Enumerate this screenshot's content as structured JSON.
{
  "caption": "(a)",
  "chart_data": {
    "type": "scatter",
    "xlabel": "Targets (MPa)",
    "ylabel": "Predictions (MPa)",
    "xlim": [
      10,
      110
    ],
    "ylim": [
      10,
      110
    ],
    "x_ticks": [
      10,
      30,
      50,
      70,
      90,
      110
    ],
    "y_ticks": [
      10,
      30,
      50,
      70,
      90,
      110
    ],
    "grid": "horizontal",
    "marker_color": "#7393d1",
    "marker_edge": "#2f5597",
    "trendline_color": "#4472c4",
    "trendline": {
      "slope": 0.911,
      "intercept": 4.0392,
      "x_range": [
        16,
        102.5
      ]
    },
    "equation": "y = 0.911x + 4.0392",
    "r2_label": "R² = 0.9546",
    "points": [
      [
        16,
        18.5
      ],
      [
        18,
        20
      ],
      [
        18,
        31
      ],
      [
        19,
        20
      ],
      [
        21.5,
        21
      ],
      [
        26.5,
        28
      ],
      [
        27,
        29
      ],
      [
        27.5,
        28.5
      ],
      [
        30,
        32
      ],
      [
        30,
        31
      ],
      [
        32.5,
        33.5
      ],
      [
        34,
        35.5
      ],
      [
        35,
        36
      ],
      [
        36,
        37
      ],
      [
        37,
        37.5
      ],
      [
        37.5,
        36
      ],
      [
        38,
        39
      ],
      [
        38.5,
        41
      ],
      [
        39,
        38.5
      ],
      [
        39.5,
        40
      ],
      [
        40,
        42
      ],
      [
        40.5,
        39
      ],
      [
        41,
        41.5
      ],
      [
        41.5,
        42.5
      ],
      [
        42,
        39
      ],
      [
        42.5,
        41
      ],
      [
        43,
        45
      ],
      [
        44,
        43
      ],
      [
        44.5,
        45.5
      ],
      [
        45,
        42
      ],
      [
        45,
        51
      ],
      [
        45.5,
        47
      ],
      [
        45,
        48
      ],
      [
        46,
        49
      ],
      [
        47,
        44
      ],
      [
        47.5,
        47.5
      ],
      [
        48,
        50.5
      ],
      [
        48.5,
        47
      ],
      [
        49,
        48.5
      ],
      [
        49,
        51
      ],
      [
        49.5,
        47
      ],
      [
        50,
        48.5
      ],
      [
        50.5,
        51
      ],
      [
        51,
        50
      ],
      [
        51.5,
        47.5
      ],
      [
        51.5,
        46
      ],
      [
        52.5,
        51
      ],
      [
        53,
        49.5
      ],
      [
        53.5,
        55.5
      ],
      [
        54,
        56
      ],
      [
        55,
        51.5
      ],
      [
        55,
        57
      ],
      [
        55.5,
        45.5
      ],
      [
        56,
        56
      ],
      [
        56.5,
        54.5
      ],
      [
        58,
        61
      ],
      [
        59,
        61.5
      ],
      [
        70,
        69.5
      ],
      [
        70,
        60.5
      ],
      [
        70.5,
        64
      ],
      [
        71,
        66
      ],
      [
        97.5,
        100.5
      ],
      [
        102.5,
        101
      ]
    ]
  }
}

-----

CHALLENGE »
Output all of the data again, exactly.

EXPECTED ANSWER »
Enumerate this screenshot's content as structured JSON.
{
  "caption": "(a)",
  "chart_data": {
    "type": "scatter",
    "xlabel": "Targets (MPa)",
    "ylabel": "Predictions (MPa)",
    "xlim": [
      10,
      110
    ],
    "ylim": [
      10,
      110
    ],
    "x_ticks": [
      10,
      30,
      50,
      70,
      90,
      110
    ],
    "y_ticks": [
      10,
      30,
      50,
      70,
      90,
      110
    ],
    "grid": "horizontal",
    "marker_color": "#7393d1",
    "marker_edge": "#2f5597",
    "trendline_color": "#4472c4",
    "trendline": {
      "slope": 0.911,
      "intercept": 4.0392,
      "x_range": [
        16,
        102.5
      ]
    },
    "equation": "y = 0.911x + 4.0392",
    "r2_label": "R² = 0.9546",
    "points": [
      [
        16,
        18.5
      ],
      [
        18,
        20
      ],
      [
        18,
        31
      ],
      [
        19,
        20
      ],
      [
        21.5,
        21
      ],
      [
        26.5,
        28
      ],
      [
        27,
        29
      ],
      [
        27.5,
        28.5
      ],
      [
        30,
        32
      ],
      [
        30,
        31
      ],
      [
        32.5,
        33.5
      ],
      [
        34,
        35.5
      ],
      [
        35,
        36
      ],
      [
        36,
        37
      ],
      [
        37,
        37.5
      ],
      [
        37.5,
        36
      ],
      [
        38,
        39
      ],
      [
        38.5,
        41
      ],
      [
        39,
        38.5
      ],
      [
        39.5,
        40
      ],
      [
        40,
        42
      ],
      [
        40.5,
        39
      ],
      [
        41,
        41.5
      ],
      [
        41.5,
        42.5
      ],
      [
        42,
        39
      ],
      [
        42.5,
        41
      ],
      [
        43,
        45
      ],
      [
        44,
        43
      ],
      [
        44.5,
        45.5
      ],
      [
        45,
        42
      ],
      [
        45,
        51
      ],
      [
        45.5,
        47
      ],
      [
        45,
        48
      ],
      [
        46,
        49
      ],
      [
        47,
        44
      ],
      [
        47.5,
        47.5
      ],
      [
        48,
        50.5
      ],
      [
        48.5,
        47
      ],
      [
        49,
        48.5
      ],
      [
        49,
        51
      ],
      [
        49.5,
        47
      ],
      [
        50,
        48.5
      ],
      [
        50.5,
        51
      ],
      [
        51,
        50
      ],
      [
        51.5,
        47.5
      ],
      [
        51.5,
        46
      ],
      [
        52.5,
        51
      ],
      [
        53,
        49.5
      ],
      [
        53.5,
        55.5
      ],
      [
        54,
        56
      ],
      [
        55,
        51.5
      ],
      [
        55,
        57
      ],
      [
        55.5,
        45.5
      ],
      [
        56,
        56
      ],
      [
        56.5,
        54.5
      ],
      [
        58,
        61
      ],
      [
        59,
        61.5
      ],
      [
        70,
        69.5
      ],
      [
        70,
        60.5
      ],
      [
        70.5,
        64
      ],
      [
        71,
        66
      ],
      [
        97.5,
        100.5
      ],
      [
        102.5,
        101
      ]
    ]
  }
}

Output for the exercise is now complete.